DATA IN THIS EXERCISE |
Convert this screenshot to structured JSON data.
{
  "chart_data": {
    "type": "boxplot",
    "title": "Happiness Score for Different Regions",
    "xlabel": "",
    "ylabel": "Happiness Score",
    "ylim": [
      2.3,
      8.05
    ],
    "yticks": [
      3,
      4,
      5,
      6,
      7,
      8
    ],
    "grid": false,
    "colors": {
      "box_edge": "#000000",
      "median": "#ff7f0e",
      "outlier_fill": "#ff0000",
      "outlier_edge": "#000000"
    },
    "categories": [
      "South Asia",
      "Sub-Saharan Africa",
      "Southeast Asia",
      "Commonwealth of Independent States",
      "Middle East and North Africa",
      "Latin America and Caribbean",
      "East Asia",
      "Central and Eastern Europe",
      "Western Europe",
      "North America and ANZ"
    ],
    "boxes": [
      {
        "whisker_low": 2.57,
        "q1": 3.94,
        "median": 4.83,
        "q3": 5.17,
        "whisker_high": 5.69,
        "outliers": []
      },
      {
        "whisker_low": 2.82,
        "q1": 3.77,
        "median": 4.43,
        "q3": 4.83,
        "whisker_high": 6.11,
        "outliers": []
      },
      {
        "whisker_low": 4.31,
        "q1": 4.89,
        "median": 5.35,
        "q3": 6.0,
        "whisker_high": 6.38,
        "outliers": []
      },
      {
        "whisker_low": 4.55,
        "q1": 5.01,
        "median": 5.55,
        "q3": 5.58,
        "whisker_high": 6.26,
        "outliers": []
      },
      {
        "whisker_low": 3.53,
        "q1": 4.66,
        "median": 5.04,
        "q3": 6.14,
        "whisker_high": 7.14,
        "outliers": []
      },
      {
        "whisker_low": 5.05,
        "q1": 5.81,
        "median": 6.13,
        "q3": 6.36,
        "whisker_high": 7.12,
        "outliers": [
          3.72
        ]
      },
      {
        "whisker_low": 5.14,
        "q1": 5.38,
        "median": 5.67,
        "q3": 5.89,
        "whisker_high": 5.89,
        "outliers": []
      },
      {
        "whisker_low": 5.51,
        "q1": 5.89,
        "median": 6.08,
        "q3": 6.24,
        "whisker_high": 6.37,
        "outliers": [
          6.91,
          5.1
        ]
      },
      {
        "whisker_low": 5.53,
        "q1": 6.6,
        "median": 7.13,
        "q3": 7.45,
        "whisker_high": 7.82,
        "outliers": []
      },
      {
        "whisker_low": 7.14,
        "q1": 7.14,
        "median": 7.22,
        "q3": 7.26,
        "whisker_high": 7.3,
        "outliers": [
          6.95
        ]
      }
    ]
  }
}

REQUIREMENTS |
All of the records must be repeated exactly.

CORRECT RESULT |
Convert this screenshot to structured JSON data.
{
  "chart_data": {
    "type": "boxplot",
    "title": "Happiness Score for Different Regions",
    "xlabel": "",
    "ylabel": "Happiness Score",
    "ylim": [
      2.3,
      8.05
    ],
    "yticks": [
      3,
      4,
      5,
      6,
      7,
      8
    ],
    "grid": false,
    "colors": {
      "box_edge": "#000000",
      "median": "#ff7f0e",
      "outlier_fill": "#ff0000",
      "outlier_edge": "#000000"
    },
    "categories": [
      "South Asia",
      "Sub-Saharan Africa",
      "Southeast Asia",
      "Commonwealth of Independent States",
      "Middle East and North Africa",
      "Latin America and Caribbean",
      "East Asia",
      "Central and Eastern Europe",
      "Western Europe",
      "North America and ANZ"
    ],
    "boxes": [
      {
        "whisker_low": 2.57,
        "q1": 3.94,
        "median": 4.83,
        "q3": 5.17,
        "whisker_high": 5.69,
        "outliers": []
      },
      {
        "whisker_low": 2.82,
        "q1": 3.77,
        "median": 4.43,
        "q3": 4.83,
        "whisker_high": 6.11,
        "outliers": []
      },
      {
        "whisker_low": 4.31,
        "q1": 4.89,
        "median": 5.35,
        "q3": 6.0,
        "whisker_high": 6.38,
        "outliers": []
      },
      {
        "whisker_low": 4.55,
        "q1": 5.01,
        "median": 5.55,
        "q3": 5.58,
        "whisker_high": 6.26,
        "outliers": []
      },
      {
        "whisker_low": 3.53,
        "q1": 4.66,
        "median": 5.04,
        "q3": 6.14,
        "whisker_high": 7.14,
        "outliers": []
      },
      {
        "whisker_low": 5.05,
        "q1": 5.81,
        "median": 6.13,
        "q3": 6.36,
        "whisker_high": 7.12,
        "outliers": [
          3.72
        ]
      },
      {
        "whisker_low": 5.14,
        "q1": 5.38,
        "median": 5.67,
        "q3": 5.89,
        "whisker_high": 5.89,
        "outliers": []
      },
      {
        "whisker_low": 5.51,
        "q1": 5.89,
        "median": 6.08,
        "q3": 6.24,
        "whisker_high": 6.37,
        "outliers": [
          6.91,
          5.1
        ]
      },
      {
        "whisker_low": 5.53,
        "q1": 6.6,
        "median": 7.13,
        "q3": 7.45,
        "whisker_high": 7.82,
        "outliers": []
      },
      {
        "whisker_low": 7.14,
        "q1": 7.14,
        "median": 7.22,
        "q3": 7.26,
        "whisker_high": 7.3,
        "outliers": [
          6.95
        ]
      }
    ]
  }
}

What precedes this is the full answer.